(Extracts from a graphics dataset)
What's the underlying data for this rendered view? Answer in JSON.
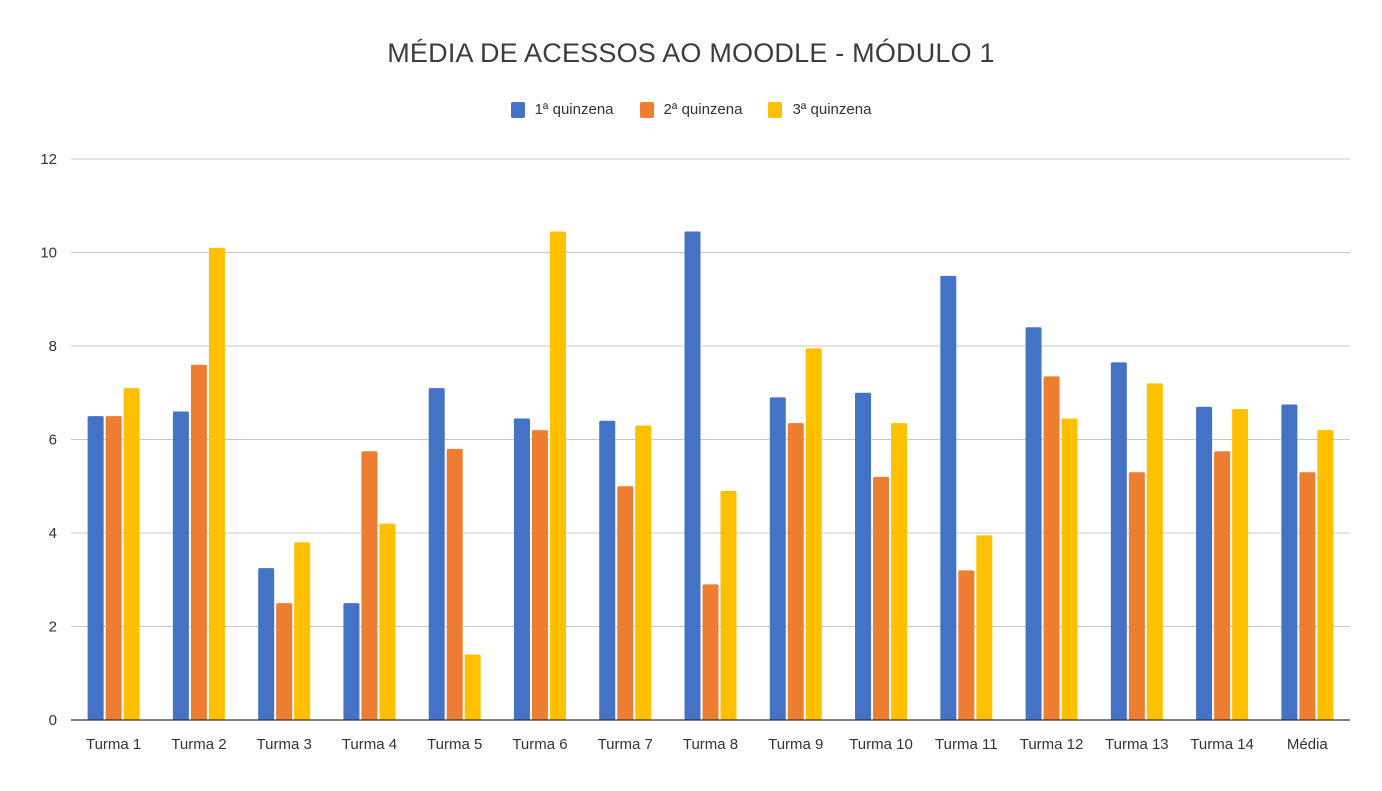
{
  "chart_data": {
    "type": "bar",
    "title": "MÉDIA DE ACESSOS AO MOODLE - MÓDULO 1",
    "xlabel": "",
    "ylabel": "",
    "ylim": [
      0,
      12
    ],
    "yticks": [
      0,
      2,
      4,
      6,
      8,
      10,
      12
    ],
    "grid": true,
    "legend_position": "top-center",
    "categories": [
      "Turma 1",
      "Turma 2",
      "Turma 3",
      "Turma 4",
      "Turma 5",
      "Turma 6",
      "Turma 7",
      "Turma 8",
      "Turma 9",
      "Turma 10",
      "Turma 11",
      "Turma 12",
      "Turma 13",
      "Turma 14",
      "Média"
    ],
    "series": [
      {
        "name": "1ª quinzena",
        "color": "#4472c4",
        "values": [
          6.5,
          6.6,
          3.25,
          2.5,
          7.1,
          6.45,
          6.4,
          10.45,
          6.9,
          7.0,
          9.5,
          8.4,
          7.65,
          6.7,
          6.75
        ]
      },
      {
        "name": "2ª quinzena",
        "color": "#ed7d31",
        "values": [
          6.5,
          7.6,
          2.5,
          5.75,
          5.8,
          6.2,
          5.0,
          2.9,
          6.35,
          5.2,
          3.2,
          7.35,
          5.3,
          5.75,
          5.3
        ]
      },
      {
        "name": "3ª quinzena",
        "color": "#ffc000",
        "values": [
          7.1,
          10.1,
          3.8,
          4.2,
          1.4,
          10.45,
          6.3,
          4.9,
          7.95,
          6.35,
          3.95,
          6.45,
          7.2,
          6.65,
          6.2
        ]
      }
    ]
  }
}
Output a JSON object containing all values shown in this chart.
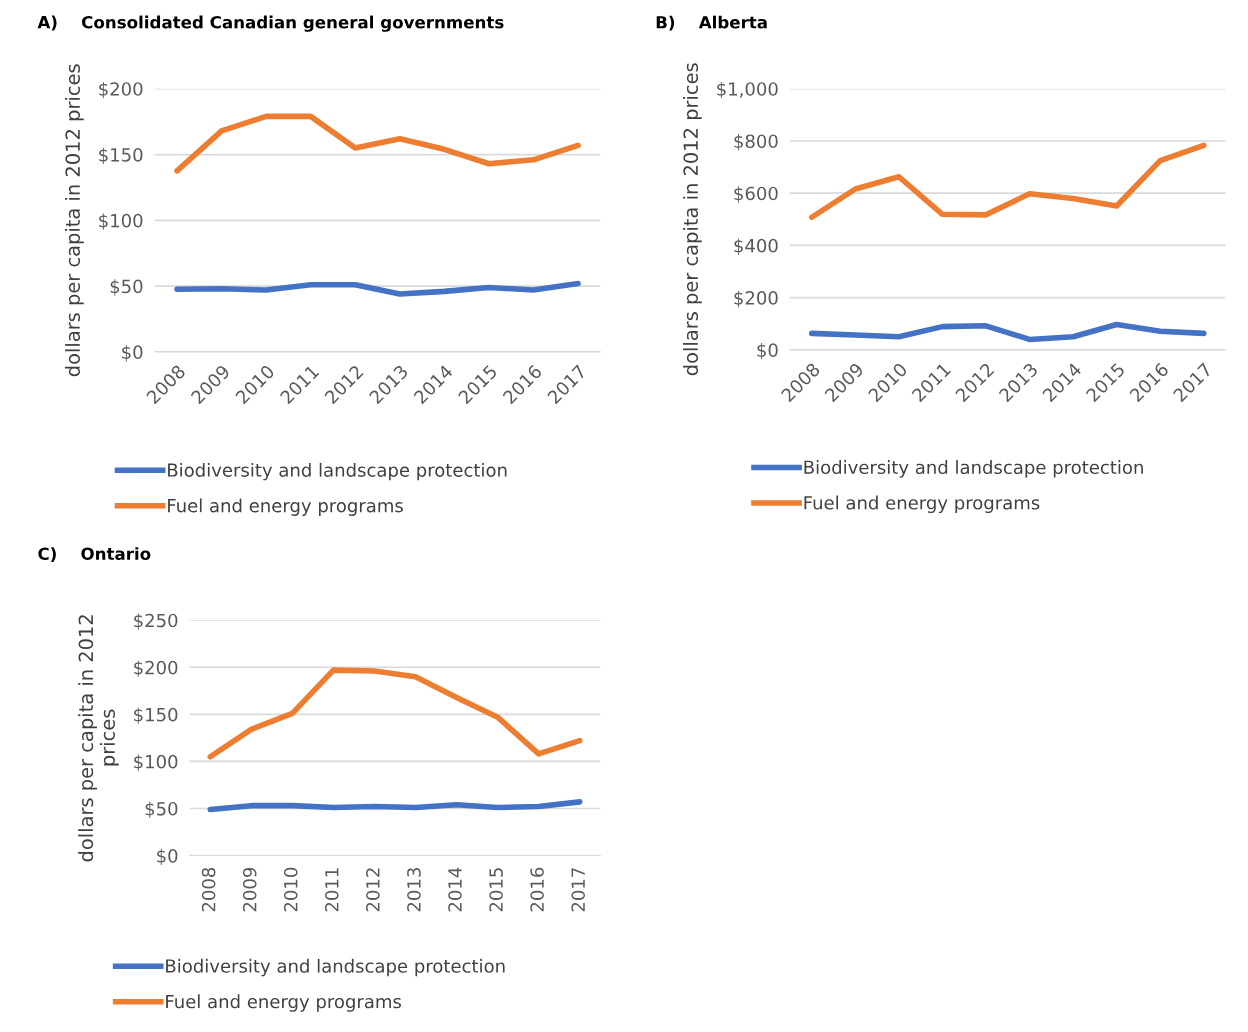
{
  "chart_data": [
    {
      "type": "line",
      "title": "A)    Consolidated Canadian general governments",
      "ylabel": "dollars per capita in 2012 prices",
      "categories": [
        "2008",
        "2009",
        "2010",
        "2011",
        "2012",
        "2013",
        "2014",
        "2015",
        "2016",
        "2017"
      ],
      "ylim": [
        0,
        200
      ],
      "yticks": [
        {
          "value": 0,
          "label": "$0"
        },
        {
          "value": 50,
          "label": "$50"
        },
        {
          "value": 100,
          "label": "$100"
        },
        {
          "value": 150,
          "label": "$150"
        },
        {
          "value": 200,
          "label": "$200"
        }
      ],
      "grid": "y",
      "legend": "bottom",
      "marker": "none",
      "line_style": "solid",
      "series": [
        {
          "name": "Biodiversity and landscape protection",
          "color": "#4472c4",
          "values": [
            47.6,
            48,
            47,
            51,
            51,
            44,
            46,
            49,
            47,
            52
          ]
        },
        {
          "name": "Fuel and energy programs",
          "color": "#ed7d31",
          "values": [
            137.6,
            168,
            179,
            179,
            155,
            162,
            154,
            143,
            146,
            157
          ]
        }
      ]
    },
    {
      "type": "line",
      "title": "B)    Alberta",
      "ylabel": "dollars per capita in 2012 prices",
      "categories": [
        "2008",
        "2009",
        "2010",
        "2011",
        "2012",
        "2013",
        "2014",
        "2015",
        "2016",
        "2017"
      ],
      "ylim": [
        0,
        1000
      ],
      "yticks": [
        {
          "value": 0,
          "label": "$0"
        },
        {
          "value": 200,
          "label": "$200"
        },
        {
          "value": 400,
          "label": "$400"
        },
        {
          "value": 600,
          "label": "$600"
        },
        {
          "value": 800,
          "label": "$800"
        },
        {
          "value": 1000,
          "label": "$1,000"
        }
      ],
      "grid": "y",
      "legend": "bottom",
      "marker": "none",
      "line_style": "solid",
      "series": [
        {
          "name": "Biodiversity and landscape protection",
          "color": "#4472c4",
          "values": [
            63,
            57,
            50,
            89,
            92,
            40,
            50,
            97,
            71,
            63
          ]
        },
        {
          "name": "Fuel and energy programs",
          "color": "#ed7d31",
          "values": [
            508,
            616,
            663,
            519,
            517,
            598,
            580,
            551,
            725,
            783
          ]
        }
      ]
    },
    {
      "type": "line",
      "title": "C)    Ontario",
      "ylabel": "dollars per capita in 2012\nprices",
      "categories": [
        "2008",
        "2009",
        "2010",
        "2011",
        "2012",
        "2013",
        "2014",
        "2015",
        "2016",
        "2017"
      ],
      "ylim": [
        0,
        250
      ],
      "yticks": [
        {
          "value": 0,
          "label": "$0"
        },
        {
          "value": 50,
          "label": "$50"
        },
        {
          "value": 100,
          "label": "$100"
        },
        {
          "value": 150,
          "label": "$150"
        },
        {
          "value": 200,
          "label": "$200"
        },
        {
          "value": 250,
          "label": "$250"
        }
      ],
      "grid": "y",
      "legend": "bottom",
      "marker": "none",
      "line_style": "solid",
      "series": [
        {
          "name": "Biodiversity and landscape protection",
          "color": "#4472c4",
          "values": [
            49,
            53,
            53,
            51,
            52,
            51,
            54,
            51,
            52,
            57
          ]
        },
        {
          "name": "Fuel and energy programs",
          "color": "#ed7d31",
          "values": [
            105,
            134,
            151,
            197,
            196,
            190,
            168,
            147,
            108,
            122
          ]
        }
      ]
    }
  ]
}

Task statement » Write out again every line above exactly as given; the pictures do not belong in the copy.

Exercise result »
What's the underlying data for this rendered view? Answer in JSON.
{
  "chart_data": {
    "type": "bar",
    "title": "MÉDIA DE ACESSOS AO MOODLE - MÓDULO 1",
    "xlabel": "",
    "ylabel": "",
    "ylim": [
      0,
      12
    ],
    "yticks": [
      0,
      2,
      4,
      6,
      8,
      10,
      12
    ],
    "grid": true,
    "legend_position": "top-center",
    "categories": [
      "Turma 1",
      "Turma 2",
      "Turma 3",
      "Turma 4",
      "Turma 5",
      "Turma 6",
      "Turma 7",
      "Turma 8",
      "Turma 9",
      "Turma 10",
      "Turma 11",
      "Turma 12",
      "Turma 13",
      "Turma 14",
      "Média"
    ],
    "series": [
      {
        "name": "1ª quinzena",
        "color": "#4472c4",
        "values": [
          6.5,
          6.6,
          3.25,
          2.5,
          7.1,
          6.45,
          6.4,
          10.45,
          6.9,
          7.0,
          9.5,
          8.4,
          7.65,
          6.7,
          6.75
        ]
      },
      {
        "name": "2ª quinzena",
        "color": "#ed7d31",
        "values": [
          6.5,
          7.6,
          2.5,
          5.75,
          5.8,
          6.2,
          5.0,
          2.9,
          6.35,
          5.2,
          3.2,
          7.35,
          5.3,
          5.75,
          5.3
        ]
      },
      {
        "name": "3ª quinzena",
        "color": "#ffc000",
        "values": [
          7.1,
          10.1,
          3.8,
          4.2,
          1.4,
          10.45,
          6.3,
          4.9,
          7.95,
          6.35,
          3.95,
          6.45,
          7.2,
          6.65,
          6.2
        ]
      }
    ]
  }
}
Output a JSON object containing all values shown in this chart.
{
  "chart_data": [
    {
      "type": "line",
      "title": "A)    Consolidated Canadian general governments",
      "ylabel": "dollars per capita in 2012 prices",
      "categories": [
        "2008",
        "2009",
        "2010",
        "2011",
        "2012",
        "2013",
        "2014",
        "2015",
        "2016",
        "2017"
      ],
      "ylim": [
        0,
        200
      ],
      "yticks": [
        {
          "value": 0,
          "label": "$0"
        },
        {
          "value": 50,
          "label": "$50"
        },
        {
          "value": 100,
          "label": "$100"
        },
        {
          "value": 150,
          "label": "$150"
        },
        {
          "value": 200,
          "label": "$200"
        }
      ],
      "grid": "y",
      "legend": "bottom",
      "marker": "none",
      "line_style": "solid",
      "series": [
        {
          "name": "Biodiversity and landscape protection",
          "color": "#4472c4",
          "values": [
            47.6,
            48,
            47,
            51,
            51,
            44,
            46,
            49,
            47,
            52
          ]
        },
        {
          "name": "Fuel and energy programs",
          "color": "#ed7d31",
          "values": [
            137.6,
            168,
            179,
            179,
            155,
            162,
            154,
            143,
            146,
            157
          ]
        }
      ]
    },
    {
      "type": "line",
      "title": "B)    Alberta",
      "ylabel": "dollars per capita in 2012 prices",
      "categories": [
        "2008",
        "2009",
        "2010",
        "2011",
        "2012",
        "2013",
        "2014",
        "2015",
        "2016",
        "2017"
      ],
      "ylim": [
        0,
        1000
      ],
      "yticks": [
        {
          "value": 0,
          "label": "$0"
        },
        {
          "value": 200,
          "label": "$200"
        },
        {
          "value": 400,
          "label": "$400"
        },
        {
          "value": 600,
          "label": "$600"
        },
        {
          "value": 800,
          "label": "$800"
        },
        {
          "value": 1000,
          "label": "$1,000"
        }
      ],
      "grid": "y",
      "legend": "bottom",
      "marker": "none",
      "line_style": "solid",
      "series": [
        {
          "name": "Biodiversity and landscape protection",
          "color": "#4472c4",
          "values": [
            63,
            57,
            50,
            89,
            92,
            40,
            50,
            97,
            71,
            63
          ]
        },
        {
          "name": "Fuel and energy programs",
          "color": "#ed7d31",
          "values": [
            508,
            616,
            663,
            519,
            517,
            598,
            580,
            551,
            725,
            783
          ]
        }
      ]
    },
    {
      "type": "line",
      "title": "C)    Ontario",
      "ylabel": "dollars per capita in 2012\nprices",
      "categories": [
        "2008",
        "2009",
        "2010",
        "2011",
        "2012",
        "2013",
        "2014",
        "2015",
        "2016",
        "2017"
      ],
      "ylim": [
        0,
        250
      ],
      "yticks": [
        {
          "value": 0,
          "label": "$0"
        },
        {
          "value": 50,
          "label": "$50"
        },
        {
          "value": 100,
          "label": "$100"
        },
        {
          "value": 150,
          "label": "$150"
        },
        {
          "value": 200,
          "label": "$200"
        },
        {
          "value": 250,
          "label": "$250"
        }
      ],
      "grid": "y",
      "legend": "bottom",
      "marker": "none",
      "line_style": "solid",
      "series": [
        {
          "name": "Biodiversity and landscape protection",
          "color": "#4472c4",
          "values": [
            49,
            53,
            53,
            51,
            52,
            51,
            54,
            51,
            52,
            57
          ]
        },
        {
          "name": "Fuel and energy programs",
          "color": "#ed7d31",
          "values": [
            105,
            134,
            151,
            197,
            196,
            190,
            168,
            147,
            108,
            122
          ]
        }
      ]
    }
  ]
}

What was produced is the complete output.